AIM: Look below and pull out each line with the word "concombre".

MATERIAL TO PROCESS:
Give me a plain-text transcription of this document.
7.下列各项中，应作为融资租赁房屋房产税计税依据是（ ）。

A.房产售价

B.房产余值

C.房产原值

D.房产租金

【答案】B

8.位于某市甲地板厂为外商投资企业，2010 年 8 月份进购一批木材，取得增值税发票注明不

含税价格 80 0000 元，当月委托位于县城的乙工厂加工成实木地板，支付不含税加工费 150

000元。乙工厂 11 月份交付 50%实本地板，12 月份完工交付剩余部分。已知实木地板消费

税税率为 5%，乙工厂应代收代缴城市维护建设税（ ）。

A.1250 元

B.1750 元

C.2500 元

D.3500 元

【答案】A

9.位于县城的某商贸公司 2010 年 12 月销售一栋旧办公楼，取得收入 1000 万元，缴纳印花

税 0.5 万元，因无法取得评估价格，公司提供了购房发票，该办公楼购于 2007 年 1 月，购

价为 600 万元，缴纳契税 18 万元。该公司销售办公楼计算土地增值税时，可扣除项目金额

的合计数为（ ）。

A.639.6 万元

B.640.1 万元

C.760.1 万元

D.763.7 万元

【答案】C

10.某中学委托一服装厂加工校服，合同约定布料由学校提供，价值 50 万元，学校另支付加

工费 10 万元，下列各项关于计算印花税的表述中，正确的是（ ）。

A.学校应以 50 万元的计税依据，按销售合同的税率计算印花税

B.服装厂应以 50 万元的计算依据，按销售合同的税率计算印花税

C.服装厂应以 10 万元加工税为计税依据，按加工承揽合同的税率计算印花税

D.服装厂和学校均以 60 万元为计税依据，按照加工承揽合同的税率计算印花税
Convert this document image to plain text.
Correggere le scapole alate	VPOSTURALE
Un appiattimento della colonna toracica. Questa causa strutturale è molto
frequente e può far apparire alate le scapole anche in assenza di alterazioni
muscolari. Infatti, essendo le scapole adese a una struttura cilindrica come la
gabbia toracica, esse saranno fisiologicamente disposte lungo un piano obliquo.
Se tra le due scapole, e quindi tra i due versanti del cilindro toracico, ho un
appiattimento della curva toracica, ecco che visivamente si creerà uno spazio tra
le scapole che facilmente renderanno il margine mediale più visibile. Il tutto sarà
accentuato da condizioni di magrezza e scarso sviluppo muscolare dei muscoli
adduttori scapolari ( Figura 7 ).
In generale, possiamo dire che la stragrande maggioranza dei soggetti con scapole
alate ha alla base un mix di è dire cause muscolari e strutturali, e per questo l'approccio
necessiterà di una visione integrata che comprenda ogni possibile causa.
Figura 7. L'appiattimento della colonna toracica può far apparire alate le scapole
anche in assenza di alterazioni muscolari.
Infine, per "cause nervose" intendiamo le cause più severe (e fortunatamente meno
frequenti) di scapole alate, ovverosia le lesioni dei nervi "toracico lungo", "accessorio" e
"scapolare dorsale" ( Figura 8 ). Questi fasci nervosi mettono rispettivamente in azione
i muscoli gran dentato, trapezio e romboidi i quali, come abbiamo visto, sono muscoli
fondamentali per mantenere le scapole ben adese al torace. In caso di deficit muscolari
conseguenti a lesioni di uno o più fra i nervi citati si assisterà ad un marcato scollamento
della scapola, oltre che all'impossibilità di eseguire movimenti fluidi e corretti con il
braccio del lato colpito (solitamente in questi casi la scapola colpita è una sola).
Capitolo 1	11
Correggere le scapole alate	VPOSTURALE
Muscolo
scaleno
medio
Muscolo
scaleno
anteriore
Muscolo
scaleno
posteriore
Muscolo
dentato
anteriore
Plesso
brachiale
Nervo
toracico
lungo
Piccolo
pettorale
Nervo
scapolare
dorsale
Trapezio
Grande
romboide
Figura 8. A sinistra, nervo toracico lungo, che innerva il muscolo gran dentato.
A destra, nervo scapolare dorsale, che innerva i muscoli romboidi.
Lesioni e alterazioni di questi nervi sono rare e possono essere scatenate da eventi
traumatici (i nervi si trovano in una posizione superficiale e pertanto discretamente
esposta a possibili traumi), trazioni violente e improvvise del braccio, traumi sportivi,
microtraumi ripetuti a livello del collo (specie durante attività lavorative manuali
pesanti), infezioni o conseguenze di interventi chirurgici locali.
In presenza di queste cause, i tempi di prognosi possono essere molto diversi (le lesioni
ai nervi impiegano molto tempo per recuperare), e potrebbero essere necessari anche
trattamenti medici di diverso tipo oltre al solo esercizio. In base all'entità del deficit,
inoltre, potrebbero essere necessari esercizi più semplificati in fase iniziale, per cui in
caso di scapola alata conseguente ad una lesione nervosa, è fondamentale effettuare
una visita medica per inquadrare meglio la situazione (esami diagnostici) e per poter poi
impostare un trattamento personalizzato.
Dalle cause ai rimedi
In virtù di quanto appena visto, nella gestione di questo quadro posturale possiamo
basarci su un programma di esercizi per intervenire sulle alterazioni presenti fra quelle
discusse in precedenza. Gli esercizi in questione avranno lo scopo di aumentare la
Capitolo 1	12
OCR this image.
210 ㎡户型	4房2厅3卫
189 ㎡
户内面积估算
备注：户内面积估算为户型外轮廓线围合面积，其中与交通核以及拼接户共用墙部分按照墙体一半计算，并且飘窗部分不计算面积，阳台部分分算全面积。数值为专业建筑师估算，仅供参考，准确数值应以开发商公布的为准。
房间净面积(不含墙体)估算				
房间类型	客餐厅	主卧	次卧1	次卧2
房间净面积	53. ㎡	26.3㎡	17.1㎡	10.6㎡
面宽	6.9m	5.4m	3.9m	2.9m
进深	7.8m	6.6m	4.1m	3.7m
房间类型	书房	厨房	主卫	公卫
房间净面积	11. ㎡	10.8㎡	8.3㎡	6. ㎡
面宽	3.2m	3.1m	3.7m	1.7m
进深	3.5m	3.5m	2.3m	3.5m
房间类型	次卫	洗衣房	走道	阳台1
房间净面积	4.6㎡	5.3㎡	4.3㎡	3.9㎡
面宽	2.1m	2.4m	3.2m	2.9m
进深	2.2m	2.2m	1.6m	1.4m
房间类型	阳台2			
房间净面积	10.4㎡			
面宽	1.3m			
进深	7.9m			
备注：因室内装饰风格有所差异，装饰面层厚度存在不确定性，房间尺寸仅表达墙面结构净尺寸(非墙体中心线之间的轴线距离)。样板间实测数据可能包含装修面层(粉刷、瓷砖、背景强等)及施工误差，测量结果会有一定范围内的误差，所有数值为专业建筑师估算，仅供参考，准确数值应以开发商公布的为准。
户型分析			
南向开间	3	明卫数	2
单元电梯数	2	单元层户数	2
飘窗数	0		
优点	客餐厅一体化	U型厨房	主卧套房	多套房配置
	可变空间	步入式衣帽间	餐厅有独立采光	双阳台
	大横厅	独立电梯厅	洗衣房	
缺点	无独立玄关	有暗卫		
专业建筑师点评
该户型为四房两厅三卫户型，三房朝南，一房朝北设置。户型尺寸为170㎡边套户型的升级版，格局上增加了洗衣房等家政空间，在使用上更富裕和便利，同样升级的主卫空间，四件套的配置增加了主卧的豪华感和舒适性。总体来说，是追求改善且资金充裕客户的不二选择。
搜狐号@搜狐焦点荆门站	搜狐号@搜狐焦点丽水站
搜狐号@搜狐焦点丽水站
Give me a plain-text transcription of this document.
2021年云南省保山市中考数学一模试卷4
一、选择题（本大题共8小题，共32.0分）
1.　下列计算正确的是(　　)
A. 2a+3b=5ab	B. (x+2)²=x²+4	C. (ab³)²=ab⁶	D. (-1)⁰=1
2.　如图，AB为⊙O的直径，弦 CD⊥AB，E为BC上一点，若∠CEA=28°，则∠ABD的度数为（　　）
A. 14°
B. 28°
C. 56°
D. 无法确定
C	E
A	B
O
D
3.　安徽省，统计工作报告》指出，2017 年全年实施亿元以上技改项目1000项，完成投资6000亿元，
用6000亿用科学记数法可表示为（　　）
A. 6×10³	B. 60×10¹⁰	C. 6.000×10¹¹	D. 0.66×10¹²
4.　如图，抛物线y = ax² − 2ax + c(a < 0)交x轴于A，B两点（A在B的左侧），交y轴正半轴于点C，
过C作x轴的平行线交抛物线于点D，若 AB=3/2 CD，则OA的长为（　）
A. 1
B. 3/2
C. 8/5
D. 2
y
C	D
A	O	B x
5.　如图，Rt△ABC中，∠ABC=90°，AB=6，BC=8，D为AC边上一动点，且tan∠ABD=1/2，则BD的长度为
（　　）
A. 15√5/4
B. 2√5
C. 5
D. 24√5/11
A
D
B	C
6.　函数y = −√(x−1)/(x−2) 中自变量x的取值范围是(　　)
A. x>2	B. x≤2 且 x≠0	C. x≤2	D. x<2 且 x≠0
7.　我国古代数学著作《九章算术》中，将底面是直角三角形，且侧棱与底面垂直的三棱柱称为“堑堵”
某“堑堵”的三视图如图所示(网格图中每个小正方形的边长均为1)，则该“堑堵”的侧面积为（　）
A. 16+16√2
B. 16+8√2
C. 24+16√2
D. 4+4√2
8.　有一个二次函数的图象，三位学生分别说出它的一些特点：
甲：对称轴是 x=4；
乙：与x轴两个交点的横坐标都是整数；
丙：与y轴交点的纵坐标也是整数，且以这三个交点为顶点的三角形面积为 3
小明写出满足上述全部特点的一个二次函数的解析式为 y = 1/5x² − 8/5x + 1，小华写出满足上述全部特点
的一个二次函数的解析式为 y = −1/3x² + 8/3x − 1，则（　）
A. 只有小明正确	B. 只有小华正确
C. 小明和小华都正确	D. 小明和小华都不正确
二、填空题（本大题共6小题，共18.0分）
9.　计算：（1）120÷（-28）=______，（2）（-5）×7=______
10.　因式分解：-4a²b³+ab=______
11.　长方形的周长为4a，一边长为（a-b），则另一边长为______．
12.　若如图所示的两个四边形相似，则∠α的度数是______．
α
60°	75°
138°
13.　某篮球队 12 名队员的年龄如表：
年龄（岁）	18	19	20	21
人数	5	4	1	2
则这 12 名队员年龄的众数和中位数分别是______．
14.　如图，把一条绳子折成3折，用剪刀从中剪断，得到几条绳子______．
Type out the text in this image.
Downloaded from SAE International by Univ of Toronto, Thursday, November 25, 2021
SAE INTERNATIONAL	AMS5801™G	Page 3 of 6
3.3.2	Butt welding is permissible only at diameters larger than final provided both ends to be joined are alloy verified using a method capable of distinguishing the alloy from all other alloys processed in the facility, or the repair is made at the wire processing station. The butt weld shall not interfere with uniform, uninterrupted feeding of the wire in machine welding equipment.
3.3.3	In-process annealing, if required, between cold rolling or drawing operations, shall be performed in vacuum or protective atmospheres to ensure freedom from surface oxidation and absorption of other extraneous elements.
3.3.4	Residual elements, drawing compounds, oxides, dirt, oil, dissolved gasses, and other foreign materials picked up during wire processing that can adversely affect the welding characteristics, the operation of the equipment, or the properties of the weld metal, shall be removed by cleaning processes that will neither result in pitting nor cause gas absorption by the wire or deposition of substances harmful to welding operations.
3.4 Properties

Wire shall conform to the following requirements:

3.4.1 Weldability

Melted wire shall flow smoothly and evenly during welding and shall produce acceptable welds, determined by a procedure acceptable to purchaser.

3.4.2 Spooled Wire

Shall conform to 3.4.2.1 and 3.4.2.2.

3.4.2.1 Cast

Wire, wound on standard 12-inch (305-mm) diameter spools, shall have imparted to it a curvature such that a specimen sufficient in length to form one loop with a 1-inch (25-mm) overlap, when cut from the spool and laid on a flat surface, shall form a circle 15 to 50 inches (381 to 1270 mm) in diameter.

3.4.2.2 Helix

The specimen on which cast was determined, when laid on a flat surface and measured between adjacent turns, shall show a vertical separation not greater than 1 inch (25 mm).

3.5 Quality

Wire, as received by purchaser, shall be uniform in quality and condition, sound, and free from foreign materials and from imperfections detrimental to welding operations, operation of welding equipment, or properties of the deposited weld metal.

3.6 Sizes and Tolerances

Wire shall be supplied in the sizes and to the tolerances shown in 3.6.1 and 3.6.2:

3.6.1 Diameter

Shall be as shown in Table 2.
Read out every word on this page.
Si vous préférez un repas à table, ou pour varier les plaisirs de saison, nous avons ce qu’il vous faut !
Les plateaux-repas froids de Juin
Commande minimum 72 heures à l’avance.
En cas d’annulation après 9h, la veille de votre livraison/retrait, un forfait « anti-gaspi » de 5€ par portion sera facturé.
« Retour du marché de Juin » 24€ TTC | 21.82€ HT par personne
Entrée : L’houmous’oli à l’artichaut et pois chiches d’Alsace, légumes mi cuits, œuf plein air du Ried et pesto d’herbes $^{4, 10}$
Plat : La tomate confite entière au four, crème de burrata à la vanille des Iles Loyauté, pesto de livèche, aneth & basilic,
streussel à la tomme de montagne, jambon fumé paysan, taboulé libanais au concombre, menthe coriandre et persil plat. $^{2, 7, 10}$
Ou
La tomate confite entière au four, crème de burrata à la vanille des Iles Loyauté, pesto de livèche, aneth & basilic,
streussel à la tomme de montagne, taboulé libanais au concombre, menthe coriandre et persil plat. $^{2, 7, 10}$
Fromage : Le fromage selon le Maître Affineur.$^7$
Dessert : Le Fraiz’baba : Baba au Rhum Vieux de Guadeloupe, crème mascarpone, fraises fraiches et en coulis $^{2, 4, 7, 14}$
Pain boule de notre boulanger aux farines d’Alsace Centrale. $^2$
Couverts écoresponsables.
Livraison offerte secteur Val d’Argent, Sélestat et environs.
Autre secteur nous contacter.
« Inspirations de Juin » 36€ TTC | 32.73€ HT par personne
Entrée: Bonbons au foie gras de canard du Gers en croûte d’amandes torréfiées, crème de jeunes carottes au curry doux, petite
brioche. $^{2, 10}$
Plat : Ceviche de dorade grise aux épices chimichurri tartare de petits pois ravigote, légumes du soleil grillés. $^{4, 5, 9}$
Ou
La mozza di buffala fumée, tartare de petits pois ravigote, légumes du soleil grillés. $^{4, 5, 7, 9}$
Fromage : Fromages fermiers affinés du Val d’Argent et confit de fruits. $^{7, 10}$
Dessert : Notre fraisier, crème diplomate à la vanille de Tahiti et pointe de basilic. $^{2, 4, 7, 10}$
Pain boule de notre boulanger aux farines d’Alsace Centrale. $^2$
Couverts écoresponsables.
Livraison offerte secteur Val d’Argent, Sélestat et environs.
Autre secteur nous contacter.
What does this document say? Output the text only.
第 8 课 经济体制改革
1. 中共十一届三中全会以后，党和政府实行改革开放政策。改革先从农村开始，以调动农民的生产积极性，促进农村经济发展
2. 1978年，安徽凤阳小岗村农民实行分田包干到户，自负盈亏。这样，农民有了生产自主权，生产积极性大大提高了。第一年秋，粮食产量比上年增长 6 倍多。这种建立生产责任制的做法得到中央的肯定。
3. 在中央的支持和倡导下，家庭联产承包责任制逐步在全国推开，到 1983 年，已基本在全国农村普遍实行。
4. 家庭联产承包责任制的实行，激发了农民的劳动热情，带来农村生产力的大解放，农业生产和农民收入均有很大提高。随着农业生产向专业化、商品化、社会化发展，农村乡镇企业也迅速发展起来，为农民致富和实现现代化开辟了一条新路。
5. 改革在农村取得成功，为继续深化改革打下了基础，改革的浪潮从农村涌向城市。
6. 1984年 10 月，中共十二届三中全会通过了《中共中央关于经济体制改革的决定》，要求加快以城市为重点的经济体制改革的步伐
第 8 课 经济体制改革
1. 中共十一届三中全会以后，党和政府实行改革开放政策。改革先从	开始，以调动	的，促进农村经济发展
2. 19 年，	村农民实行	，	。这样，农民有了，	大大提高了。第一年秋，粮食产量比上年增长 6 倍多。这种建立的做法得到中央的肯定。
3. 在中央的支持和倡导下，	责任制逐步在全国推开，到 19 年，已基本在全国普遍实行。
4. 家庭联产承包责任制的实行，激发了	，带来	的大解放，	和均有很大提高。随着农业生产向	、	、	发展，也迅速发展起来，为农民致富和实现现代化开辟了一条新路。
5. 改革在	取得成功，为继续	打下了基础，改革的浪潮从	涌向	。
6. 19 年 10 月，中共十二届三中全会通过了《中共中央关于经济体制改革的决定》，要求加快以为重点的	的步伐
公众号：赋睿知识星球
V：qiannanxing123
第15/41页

CORRECT RESULT:
streussel à la tomme de montagne, jambon fumé paysan, taboulé libanais au concombre, menthe coriandre et persil plat. $^{2, 7, 10}$
streussel à la tomme de montagne, taboulé libanais au concombre, menthe coriandre et persil plat. $^{2, 7, 10}$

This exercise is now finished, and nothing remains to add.